** begin **

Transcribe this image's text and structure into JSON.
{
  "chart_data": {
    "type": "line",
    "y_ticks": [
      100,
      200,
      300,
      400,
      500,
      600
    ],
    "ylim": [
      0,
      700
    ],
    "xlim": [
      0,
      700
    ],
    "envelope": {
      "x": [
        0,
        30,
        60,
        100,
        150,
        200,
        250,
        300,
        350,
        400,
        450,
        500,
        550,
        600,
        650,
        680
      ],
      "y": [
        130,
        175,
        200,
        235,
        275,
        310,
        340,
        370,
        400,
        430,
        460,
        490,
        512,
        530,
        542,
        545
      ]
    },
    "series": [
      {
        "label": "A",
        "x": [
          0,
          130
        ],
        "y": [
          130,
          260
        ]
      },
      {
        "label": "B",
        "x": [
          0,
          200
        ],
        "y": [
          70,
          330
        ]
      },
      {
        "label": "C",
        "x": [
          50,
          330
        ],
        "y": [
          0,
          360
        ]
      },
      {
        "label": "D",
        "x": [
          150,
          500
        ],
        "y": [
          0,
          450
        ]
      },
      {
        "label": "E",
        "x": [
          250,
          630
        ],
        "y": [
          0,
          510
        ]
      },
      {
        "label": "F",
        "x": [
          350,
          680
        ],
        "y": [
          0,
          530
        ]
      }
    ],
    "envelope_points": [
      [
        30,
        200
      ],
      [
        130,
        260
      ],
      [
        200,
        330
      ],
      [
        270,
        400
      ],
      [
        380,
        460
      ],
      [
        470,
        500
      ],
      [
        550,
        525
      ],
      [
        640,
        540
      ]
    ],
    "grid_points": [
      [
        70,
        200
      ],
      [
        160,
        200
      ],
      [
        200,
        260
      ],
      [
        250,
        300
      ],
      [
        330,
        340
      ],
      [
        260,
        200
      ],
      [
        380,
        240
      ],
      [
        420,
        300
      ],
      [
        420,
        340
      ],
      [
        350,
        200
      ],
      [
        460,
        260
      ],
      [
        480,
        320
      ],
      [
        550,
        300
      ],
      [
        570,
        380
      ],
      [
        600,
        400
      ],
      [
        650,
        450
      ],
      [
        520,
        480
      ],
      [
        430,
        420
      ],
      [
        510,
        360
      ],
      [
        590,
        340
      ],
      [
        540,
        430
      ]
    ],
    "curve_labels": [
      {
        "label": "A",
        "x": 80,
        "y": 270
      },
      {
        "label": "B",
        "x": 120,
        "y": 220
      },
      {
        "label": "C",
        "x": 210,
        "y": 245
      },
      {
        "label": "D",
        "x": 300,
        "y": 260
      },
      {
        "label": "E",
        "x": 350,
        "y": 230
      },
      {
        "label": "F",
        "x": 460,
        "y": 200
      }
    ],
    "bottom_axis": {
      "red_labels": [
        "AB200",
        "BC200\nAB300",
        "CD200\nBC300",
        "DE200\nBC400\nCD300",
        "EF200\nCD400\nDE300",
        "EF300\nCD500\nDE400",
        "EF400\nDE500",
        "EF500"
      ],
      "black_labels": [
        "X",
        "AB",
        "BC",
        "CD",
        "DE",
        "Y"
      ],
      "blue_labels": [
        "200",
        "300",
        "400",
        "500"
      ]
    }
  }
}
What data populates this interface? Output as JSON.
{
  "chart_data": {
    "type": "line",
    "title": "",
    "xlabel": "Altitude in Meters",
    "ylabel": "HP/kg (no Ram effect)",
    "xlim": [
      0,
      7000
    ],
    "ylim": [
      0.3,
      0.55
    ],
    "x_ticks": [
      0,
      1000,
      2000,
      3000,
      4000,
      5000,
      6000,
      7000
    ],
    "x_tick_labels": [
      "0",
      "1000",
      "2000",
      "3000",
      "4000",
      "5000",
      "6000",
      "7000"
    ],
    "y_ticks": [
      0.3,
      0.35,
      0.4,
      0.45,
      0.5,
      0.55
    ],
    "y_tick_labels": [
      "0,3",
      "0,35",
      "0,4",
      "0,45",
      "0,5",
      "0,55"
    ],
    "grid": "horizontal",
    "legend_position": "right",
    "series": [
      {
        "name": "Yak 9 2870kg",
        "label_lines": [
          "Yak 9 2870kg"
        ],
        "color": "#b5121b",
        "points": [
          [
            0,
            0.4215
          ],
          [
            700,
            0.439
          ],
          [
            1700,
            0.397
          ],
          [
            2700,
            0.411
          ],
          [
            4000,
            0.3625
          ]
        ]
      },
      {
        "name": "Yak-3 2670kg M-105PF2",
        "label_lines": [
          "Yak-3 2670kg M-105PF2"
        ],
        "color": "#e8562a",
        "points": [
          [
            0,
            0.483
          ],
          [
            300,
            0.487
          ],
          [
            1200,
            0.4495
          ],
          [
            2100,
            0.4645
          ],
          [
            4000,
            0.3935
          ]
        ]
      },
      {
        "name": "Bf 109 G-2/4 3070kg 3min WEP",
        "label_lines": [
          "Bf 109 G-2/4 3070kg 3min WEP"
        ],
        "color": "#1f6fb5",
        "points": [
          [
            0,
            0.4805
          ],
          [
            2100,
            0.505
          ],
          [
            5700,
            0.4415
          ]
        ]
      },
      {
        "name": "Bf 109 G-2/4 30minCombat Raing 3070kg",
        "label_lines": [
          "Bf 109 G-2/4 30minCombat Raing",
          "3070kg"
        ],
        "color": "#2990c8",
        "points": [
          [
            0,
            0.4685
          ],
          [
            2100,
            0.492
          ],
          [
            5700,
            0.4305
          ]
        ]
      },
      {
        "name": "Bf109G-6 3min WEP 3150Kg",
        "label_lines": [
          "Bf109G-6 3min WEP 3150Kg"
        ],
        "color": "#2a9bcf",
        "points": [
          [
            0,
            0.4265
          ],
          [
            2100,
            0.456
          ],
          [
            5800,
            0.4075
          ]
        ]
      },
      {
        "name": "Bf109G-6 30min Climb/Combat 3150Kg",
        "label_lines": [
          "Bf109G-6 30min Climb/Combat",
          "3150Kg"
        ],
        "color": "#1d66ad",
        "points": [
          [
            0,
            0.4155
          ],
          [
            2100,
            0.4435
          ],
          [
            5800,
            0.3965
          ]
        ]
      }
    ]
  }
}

** end **

◆ **Problem to solve**
Print the material verbatim, all of it.

◆ **Written response**
Transcribe this image's text and structure into JSON.
{
  "chart_data": {
    "type": "line",
    "y_ticks": [
      100,
      200,
      300,
      400,
      500,
      600
    ],
    "ylim": [
      0,
      700
    ],
    "xlim": [
      0,
      700
    ],
    "envelope": {
      "x": [
        0,
        30,
        60,
        100,
        150,
        200,
        250,
        300,
        350,
        400,
        450,
        500,
        550,
        600,
        650,
        680
      ],
      "y": [
        130,
        175,
        200,
        235,
        275,
        310,
        340,
        370,
        400,
        430,
        460,
        490,
        512,
        530,
        542,
        545
      ]
    },
    "series": [
      {
        "label": "A",
        "x": [
          0,
          130
        ],
        "y": [
          130,
          260
        ]
      },
      {
        "label": "B",
        "x": [
          0,
          200
        ],
        "y": [
          70,
          330
        ]
      },
      {
        "label": "C",
        "x": [
          50,
          330
        ],
        "y": [
          0,
          360
        ]
      },
      {
        "label": "D",
        "x": [
          150,
          500
        ],
        "y": [
          0,
          450
        ]
      },
      {
        "label": "E",
        "x": [
          250,
          630
        ],
        "y": [
          0,
          510
        ]
      },
      {
        "label": "F",
        "x": [
          350,
          680
        ],
        "y": [
          0,
          530
        ]
      }
    ],
    "envelope_points": [
      [
        30,
        200
      ],
      [
        130,
        260
      ],
      [
        200,
        330
      ],
      [
        270,
        400
      ],
      [
        380,
        460
      ],
      [
        470,
        500
      ],
      [
        550,
        525
      ],
      [
        640,
        540
      ]
    ],
    "grid_points": [
      [
        70,
        200
      ],
      [
        160,
        200
      ],
      [
        200,
        260
      ],
      [
        250,
        300
      ],
      [
        330,
        340
      ],
      [
        260,
        200
      ],
      [
        380,
        240
      ],
      [
        420,
        300
      ],
      [
        420,
        340
      ],
      [
        350,
        200
      ],
      [
        460,
        260
      ],
      [
        480,
        320
      ],
      [
        550,
        300
      ],
      [
        570,
        380
      ],
      [
        600,
        400
      ],
      [
        650,
        450
      ],
      [
        520,
        480
      ],
      [
        430,
        420
      ],
      [
        510,
        360
      ],
      [
        590,
        340
      ],
      [
        540,
        430
      ]
    ],
    "curve_labels": [
      {
        "label": "A",
        "x": 80,
        "y": 270
      },
      {
        "label": "B",
        "x": 120,
        "y": 220
      },
      {
        "label": "C",
        "x": 210,
        "y": 245
      },
      {
        "label": "D",
        "x": 300,
        "y": 260
      },
      {
        "label": "E",
        "x": 350,
        "y": 230
      },
      {
        "label": "F",
        "x": 460,
        "y": 200
      }
    ],
    "bottom_axis": {
      "red_labels": [
        "AB200",
        "BC200\nAB300",
        "CD200\nBC300",
        "DE200\nBC400\nCD300",
        "EF200\nCD400\nDE300",
        "EF300\nCD500\nDE400",
        "EF400\nDE500",
        "EF500"
      ],
      "black_labels": [
        "X",
        "AB",
        "BC",
        "CD",
        "DE",
        "Y"
      ],
      "blue_labels": [
        "200",
        "300",
        "400",
        "500"
      ]
    }
  }
}
What data populates this interface? Output as JSON.
{
  "chart_data": {
    "type": "line",
    "title": "",
    "xlabel": "Altitude in Meters",
    "ylabel": "HP/kg (no Ram effect)",
    "xlim": [
      0,
      7000
    ],
    "ylim": [
      0.3,
      0.55
    ],
    "x_ticks": [
      0,
      1000,
      2000,
      3000,
      4000,
      5000,
      6000,
      7000
    ],
    "x_tick_labels": [
      "0",
      "1000",
      "2000",
      "3000",
      "4000",
      "5000",
      "6000",
      "7000"
    ],
    "y_ticks": [
      0.3,
      0.35,
      0.4,
      0.45,
      0.5,
      0.55
    ],
    "y_tick_labels": [
      "0,3",
      "0,35",
      "0,4",
      "0,45",
      "0,5",
      "0,55"
    ],
    "grid": "horizontal",
    "legend_position": "right",
    "series": [
      {
        "name": "Yak 9 2870kg",
        "label_lines": [
          "Yak 9 2870kg"
        ],
        "color": "#b5121b",
        "points": [
          [
            0,
            0.4215
          ],
          [
            700,
            0.439
          ],
          [
            1700,
            0.397
          ],
          [
            2700,
            0.411
          ],
          [
            4000,
            0.3625
          ]
        ]
      },
      {
        "name": "Yak-3 2670kg M-105PF2",
        "label_lines": [
          "Yak-3 2670kg M-105PF2"
        ],
        "color": "#e8562a",
        "points": [
          [
            0,
            0.483
          ],
          [
            300,
            0.487
          ],
          [
            1200,
            0.4495
          ],
          [
            2100,
            0.4645
          ],
          [
            4000,
            0.3935
          ]
        ]
      },
      {
        "name": "Bf 109 G-2/4 3070kg 3min WEP",
        "label_lines": [
          "Bf 109 G-2/4 3070kg 3min WEP"
        ],
        "color": "#1f6fb5",
        "points": [
          [
            0,
            0.4805
          ],
          [
            2100,
            0.505
          ],
          [
            5700,
            0.4415
          ]
        ]
      },
      {
        "name": "Bf 109 G-2/4 30minCombat Raing 3070kg",
        "label_lines": [
          "Bf 109 G-2/4 30minCombat Raing",
          "3070kg"
        ],
        "color": "#2990c8",
        "points": [
          [
            0,
            0.4685
          ],
          [
            2100,
            0.492
          ],
          [
            5700,
            0.4305
          ]
        ]
      },
      {
        "name": "Bf109G-6 3min WEP 3150Kg",
        "label_lines": [
          "Bf109G-6 3min WEP 3150Kg"
        ],
        "color": "#2a9bcf",
        "points": [
          [
            0,
            0.4265
          ],
          [
            2100,
            0.456
          ],
          [
            5800,
            0.4075
          ]
        ]
      },
      {
        "name": "Bf109G-6 30min Climb/Combat 3150Kg",
        "label_lines": [
          "Bf109G-6 30min Climb/Combat",
          "3150Kg"
        ],
        "color": "#1d66ad",
        "points": [
          [
            0,
            0.4155
          ],
          [
            2100,
            0.4435
          ],
          [
            5800,
            0.3965
          ]
        ]
      }
    ]
  }
}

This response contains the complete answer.